= What you will do =
Without the pictures, can you quote each line below exactly?

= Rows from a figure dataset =
################

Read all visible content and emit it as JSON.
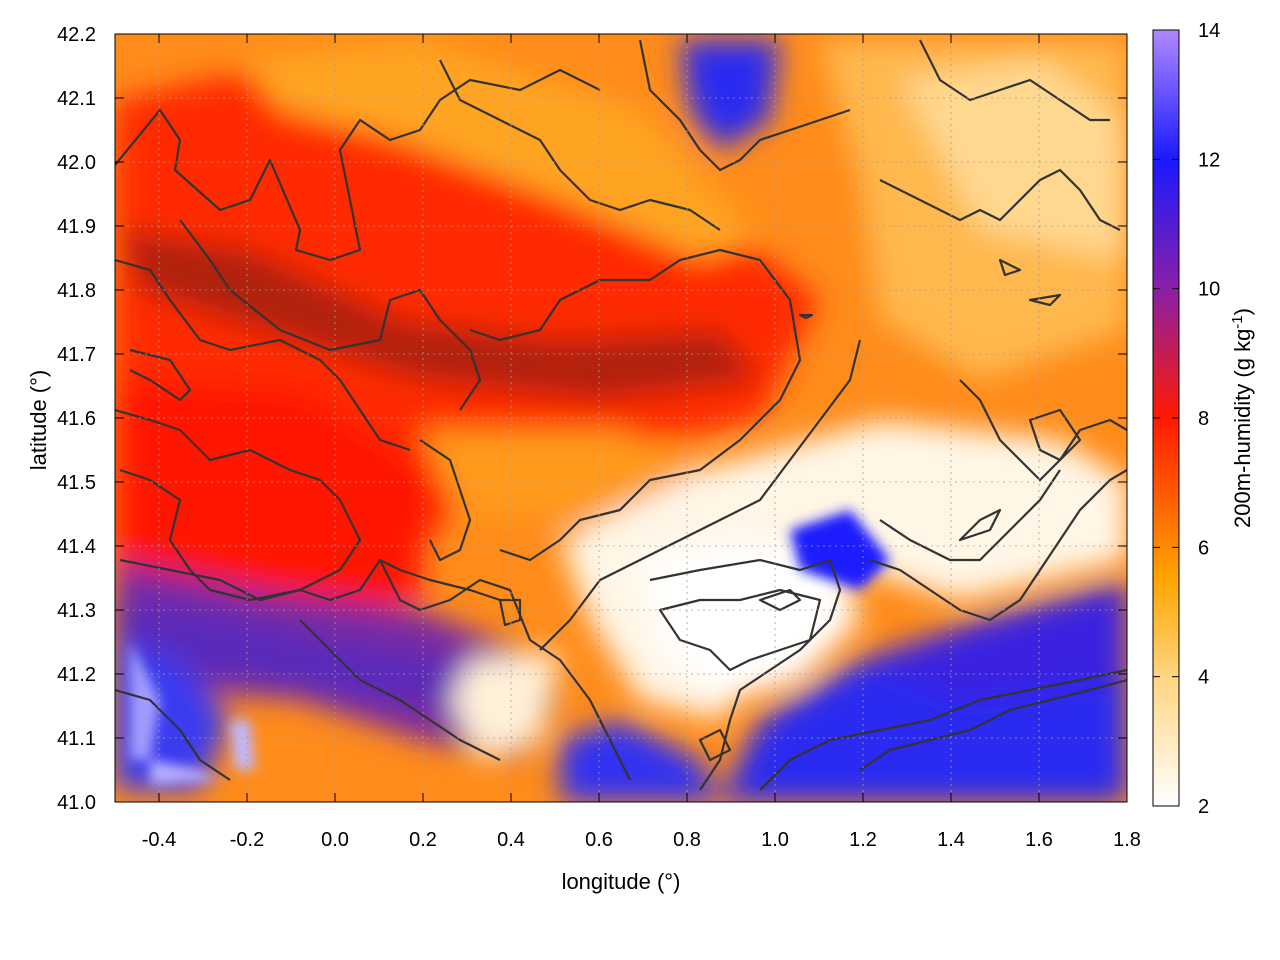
{
  "chart_data": {
    "type": "heatmap",
    "title": "",
    "xlabel": "longitude (°)",
    "ylabel": "latitude (°)",
    "xlim": [
      -0.5,
      1.8
    ],
    "ylim": [
      41.0,
      42.2
    ],
    "x_ticks": [
      "-0.4",
      "-0.2",
      "0.0",
      "0.2",
      "0.4",
      "0.6",
      "0.8",
      "1.0",
      "1.2",
      "1.4",
      "1.6",
      "1.8"
    ],
    "y_ticks": [
      "41.0",
      "41.1",
      "41.2",
      "41.3",
      "41.4",
      "41.5",
      "41.6",
      "41.7",
      "41.8",
      "41.9",
      "42.0",
      "42.1",
      "42.2"
    ],
    "grid": true,
    "colorbar": {
      "label_prefix": "200m-humidity (g kg",
      "label_sup": "-1",
      "label_suffix": ")",
      "range": [
        2,
        14
      ],
      "ticks": [
        "2",
        "4",
        "6",
        "8",
        "10",
        "12",
        "14"
      ],
      "stops": [
        {
          "value": 2,
          "color": "#ffffff"
        },
        {
          "value": 4,
          "color": "#ffd580"
        },
        {
          "value": 5.5,
          "color": "#ffa500"
        },
        {
          "value": 8,
          "color": "#ff1a00"
        },
        {
          "value": 10,
          "color": "#8a1fa8"
        },
        {
          "value": 12,
          "color": "#1a1aff"
        },
        {
          "value": 14,
          "color": "#b088ff"
        }
      ]
    },
    "field_description_values": {
      "sea_southeast_humidity": 12,
      "coastal_dry_core_humidity": 2.5,
      "northwest_inland_humidity": 8,
      "central_band_humidity": 6
    },
    "contour_color": "#333333"
  }
}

################

= Result for this task =
Read all visible content and emit it as JSON.
{
  "chart_data": {
    "type": "heatmap",
    "title": "",
    "xlabel": "longitude (°)",
    "ylabel": "latitude (°)",
    "xlim": [
      -0.5,
      1.8
    ],
    "ylim": [
      41.0,
      42.2
    ],
    "x_ticks": [
      "-0.4",
      "-0.2",
      "0.0",
      "0.2",
      "0.4",
      "0.6",
      "0.8",
      "1.0",
      "1.2",
      "1.4",
      "1.6",
      "1.8"
    ],
    "y_ticks": [
      "41.0",
      "41.1",
      "41.2",
      "41.3",
      "41.4",
      "41.5",
      "41.6",
      "41.7",
      "41.8",
      "41.9",
      "42.0",
      "42.1",
      "42.2"
    ],
    "grid": true,
    "colorbar": {
      "label_prefix": "200m-humidity (g kg",
      "label_sup": "-1",
      "label_suffix": ")",
      "range": [
        2,
        14
      ],
      "ticks": [
        "2",
        "4",
        "6",
        "8",
        "10",
        "12",
        "14"
      ],
      "stops": [
        {
          "value": 2,
          "color": "#ffffff"
        },
        {
          "value": 4,
          "color": "#ffd580"
        },
        {
          "value": 5.5,
          "color": "#ffa500"
        },
        {
          "value": 8,
          "color": "#ff1a00"
        },
        {
          "value": 10,
          "color": "#8a1fa8"
        },
        {
          "value": 12,
          "color": "#1a1aff"
        },
        {
          "value": 14,
          "color": "#b088ff"
        }
      ]
    },
    "field_description_values": {
      "sea_southeast_humidity": 12,
      "coastal_dry_core_humidity": 2.5,
      "northwest_inland_humidity": 8,
      "central_band_humidity": 6
    },
    "contour_color": "#333333"
  }
}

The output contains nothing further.